• What to work on:
a) According to the music excerpt, what forces is Eve de Castro-Robinson's Cries of Auckland written for?
b) Continue the music excerpt with the next part, starting after its last sentence.

"The strangeness of a line-up of piano, organ, harpsichord and harp, together with Russell Haley's incredibly vivid and imagistic words, give it a real aura."
Eve de Castro-Robinson's Cries of Auckland, for six singers and string quartet, is built around the protest chants and cries that have echoed through the city's streets during the years.
"This is grittier," Taylor warns. "A big, chunky vocal piece that nails its colours to the mast.
"It's nice when music steps out of its little corner of the world and makes a stand on the stuff that's important to all of us," he muses.
You can also hear Taylor's own short piano tribute to the late Pierre Boulez, hailing the Frenchman as "one of the greatest composers of the 20th century".
"He has a maligned reputation as a polemicist, but his music is very sensual, tactile and brilliant."

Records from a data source
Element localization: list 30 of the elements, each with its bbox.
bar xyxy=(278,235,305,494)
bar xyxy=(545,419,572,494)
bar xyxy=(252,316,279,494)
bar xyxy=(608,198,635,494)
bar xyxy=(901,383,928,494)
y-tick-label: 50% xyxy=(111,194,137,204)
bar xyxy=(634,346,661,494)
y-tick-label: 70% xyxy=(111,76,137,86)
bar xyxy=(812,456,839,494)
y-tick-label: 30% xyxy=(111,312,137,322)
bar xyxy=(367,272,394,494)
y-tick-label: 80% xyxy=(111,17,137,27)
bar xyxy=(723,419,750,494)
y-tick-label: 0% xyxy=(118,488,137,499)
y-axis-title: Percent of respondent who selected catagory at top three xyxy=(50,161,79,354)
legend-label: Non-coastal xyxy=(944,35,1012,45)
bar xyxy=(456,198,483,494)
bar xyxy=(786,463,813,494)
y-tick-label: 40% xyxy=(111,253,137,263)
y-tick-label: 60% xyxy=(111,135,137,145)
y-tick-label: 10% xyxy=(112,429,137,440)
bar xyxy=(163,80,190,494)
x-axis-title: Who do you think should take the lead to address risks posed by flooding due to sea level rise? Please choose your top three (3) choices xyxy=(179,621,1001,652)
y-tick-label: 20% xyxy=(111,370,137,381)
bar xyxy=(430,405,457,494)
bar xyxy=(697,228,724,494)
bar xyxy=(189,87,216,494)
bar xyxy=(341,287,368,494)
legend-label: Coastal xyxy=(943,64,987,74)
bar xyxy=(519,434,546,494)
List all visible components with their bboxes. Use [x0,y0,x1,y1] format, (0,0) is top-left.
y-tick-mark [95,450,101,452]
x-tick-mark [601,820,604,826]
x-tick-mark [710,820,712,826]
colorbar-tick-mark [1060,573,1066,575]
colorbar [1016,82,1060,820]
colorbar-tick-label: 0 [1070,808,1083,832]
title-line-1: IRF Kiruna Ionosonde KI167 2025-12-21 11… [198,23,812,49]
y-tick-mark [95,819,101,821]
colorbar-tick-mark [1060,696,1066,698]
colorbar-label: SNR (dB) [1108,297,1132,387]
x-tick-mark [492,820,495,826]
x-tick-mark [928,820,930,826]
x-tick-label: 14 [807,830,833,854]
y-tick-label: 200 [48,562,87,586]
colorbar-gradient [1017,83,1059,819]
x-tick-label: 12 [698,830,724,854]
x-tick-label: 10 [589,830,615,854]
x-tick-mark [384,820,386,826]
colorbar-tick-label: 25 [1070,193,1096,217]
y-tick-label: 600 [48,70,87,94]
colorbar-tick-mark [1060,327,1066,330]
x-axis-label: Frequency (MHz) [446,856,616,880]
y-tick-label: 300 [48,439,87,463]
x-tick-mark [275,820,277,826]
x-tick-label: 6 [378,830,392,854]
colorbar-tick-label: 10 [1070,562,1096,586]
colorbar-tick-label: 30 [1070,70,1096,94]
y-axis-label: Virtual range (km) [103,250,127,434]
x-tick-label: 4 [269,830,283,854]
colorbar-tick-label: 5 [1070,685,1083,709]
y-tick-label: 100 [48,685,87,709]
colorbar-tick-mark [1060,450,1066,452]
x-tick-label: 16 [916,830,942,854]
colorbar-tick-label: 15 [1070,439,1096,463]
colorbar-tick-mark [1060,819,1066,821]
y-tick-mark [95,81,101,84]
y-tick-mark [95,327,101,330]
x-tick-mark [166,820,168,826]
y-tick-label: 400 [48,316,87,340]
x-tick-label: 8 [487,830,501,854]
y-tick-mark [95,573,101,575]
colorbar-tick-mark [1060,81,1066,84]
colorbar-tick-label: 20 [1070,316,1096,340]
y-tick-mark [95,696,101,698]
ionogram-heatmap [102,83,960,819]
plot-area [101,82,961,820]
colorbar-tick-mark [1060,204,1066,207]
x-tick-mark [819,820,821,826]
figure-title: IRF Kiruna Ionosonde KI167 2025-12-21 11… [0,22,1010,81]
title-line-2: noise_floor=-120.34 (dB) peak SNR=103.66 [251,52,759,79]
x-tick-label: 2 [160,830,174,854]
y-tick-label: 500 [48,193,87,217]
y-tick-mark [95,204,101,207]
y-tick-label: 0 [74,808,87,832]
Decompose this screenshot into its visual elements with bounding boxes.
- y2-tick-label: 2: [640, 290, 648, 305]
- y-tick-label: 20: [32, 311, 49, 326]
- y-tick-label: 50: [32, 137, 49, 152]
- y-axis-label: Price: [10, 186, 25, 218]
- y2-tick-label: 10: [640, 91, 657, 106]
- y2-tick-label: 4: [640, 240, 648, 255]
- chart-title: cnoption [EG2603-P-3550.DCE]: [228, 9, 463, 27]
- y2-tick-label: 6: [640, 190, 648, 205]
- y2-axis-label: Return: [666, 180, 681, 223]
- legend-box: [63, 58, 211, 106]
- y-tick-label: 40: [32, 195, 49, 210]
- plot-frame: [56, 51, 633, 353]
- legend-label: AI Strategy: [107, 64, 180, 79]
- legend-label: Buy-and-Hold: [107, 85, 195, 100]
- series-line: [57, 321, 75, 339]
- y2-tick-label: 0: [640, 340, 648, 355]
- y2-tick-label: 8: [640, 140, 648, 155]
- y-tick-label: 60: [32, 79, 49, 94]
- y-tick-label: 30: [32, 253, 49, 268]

• Your written answers:
a) Six singers and string quartet.

b)
Taylor also acknowledges the living, by singing a number by the American John Grant. "This man's got an amazing voice. It's rich but also plain and everyday. Grant takes mundane lyrics and treats them acerbically and ironically," he adds, quoting a line involving sex and athletic wear from Queen of Denmark, which he delivers tomorrow.
On Tuesday, Unstuck Opera launches a return season of Taylor's quirky re-write of Purcell's Dido and Aeneas: Recomposed. It will be the first time the Basement Theatre has staged an opera and director Frances Moore has cooked up a fairly startling theatrical experience, involving the audience moving around the performance space and Taylor, in dominatrix drag, playing and singing the Sorceress.
The story is a classic tragedy. It concerns the love affair of Dido, Queen of Carthage and the Trojan Prince Aeneas, doomed thanks to the malevolent sorcery of some of the most tuneful witches in the operatic repertoire. Dido's eventual suicide is one of the most moving death scenes ever written.
Taylor talks of "postmodernist disruption", collaging Thelonious Monk and Beyonce over the original Baroque score, but says it all sits lightly on the Purcell, adding a touch of chaos to a work that's already pretty chaotic.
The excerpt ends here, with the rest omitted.